## [Problem]
Write out all the entries word for word, but skip any images.
····················
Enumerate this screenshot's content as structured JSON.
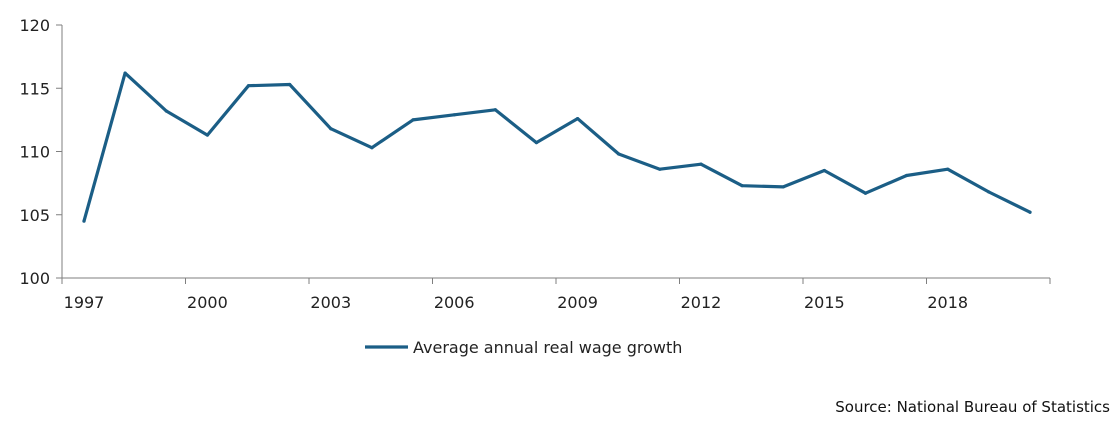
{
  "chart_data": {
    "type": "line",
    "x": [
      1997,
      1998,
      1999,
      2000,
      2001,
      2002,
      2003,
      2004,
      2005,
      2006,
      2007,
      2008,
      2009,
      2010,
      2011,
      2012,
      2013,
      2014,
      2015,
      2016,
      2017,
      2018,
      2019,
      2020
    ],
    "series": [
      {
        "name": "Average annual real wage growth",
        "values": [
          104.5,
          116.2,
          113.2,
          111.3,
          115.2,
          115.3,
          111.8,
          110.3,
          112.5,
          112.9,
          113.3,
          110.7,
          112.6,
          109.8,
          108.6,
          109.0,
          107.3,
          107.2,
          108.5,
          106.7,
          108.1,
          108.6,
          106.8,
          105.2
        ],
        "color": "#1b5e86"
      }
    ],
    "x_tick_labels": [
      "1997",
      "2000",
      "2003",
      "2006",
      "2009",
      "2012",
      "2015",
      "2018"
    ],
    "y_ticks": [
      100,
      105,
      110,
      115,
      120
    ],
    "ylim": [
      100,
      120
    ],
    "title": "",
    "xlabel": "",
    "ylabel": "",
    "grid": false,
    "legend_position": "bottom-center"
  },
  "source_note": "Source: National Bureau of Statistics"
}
····················
## [Solution to the exercise]
Enumerate this screenshot's content as structured JSON.
{
  "chart_data": {
    "type": "line",
    "x": [
      1997,
      1998,
      1999,
      2000,
      2001,
      2002,
      2003,
      2004,
      2005,
      2006,
      2007,
      2008,
      2009,
      2010,
      2011,
      2012,
      2013,
      2014,
      2015,
      2016,
      2017,
      2018,
      2019,
      2020
    ],
    "series": [
      {
        "name": "Average annual real wage growth",
        "values": [
          104.5,
          116.2,
          113.2,
          111.3,
          115.2,
          115.3,
          111.8,
          110.3,
          112.5,
          112.9,
          113.3,
          110.7,
          112.6,
          109.8,
          108.6,
          109.0,
          107.3,
          107.2,
          108.5,
          106.7,
          108.1,
          108.6,
          106.8,
          105.2
        ],
        "color": "#1b5e86"
      }
    ],
    "x_tick_labels": [
      "1997",
      "2000",
      "2003",
      "2006",
      "2009",
      "2012",
      "2015",
      "2018"
    ],
    "y_ticks": [
      100,
      105,
      110,
      115,
      120
    ],
    "ylim": [
      100,
      120
    ],
    "title": "",
    "xlabel": "",
    "ylabel": "",
    "grid": false,
    "legend_position": "bottom-center"
  },
  "source_note": "Source: National Bureau of Statistics"
}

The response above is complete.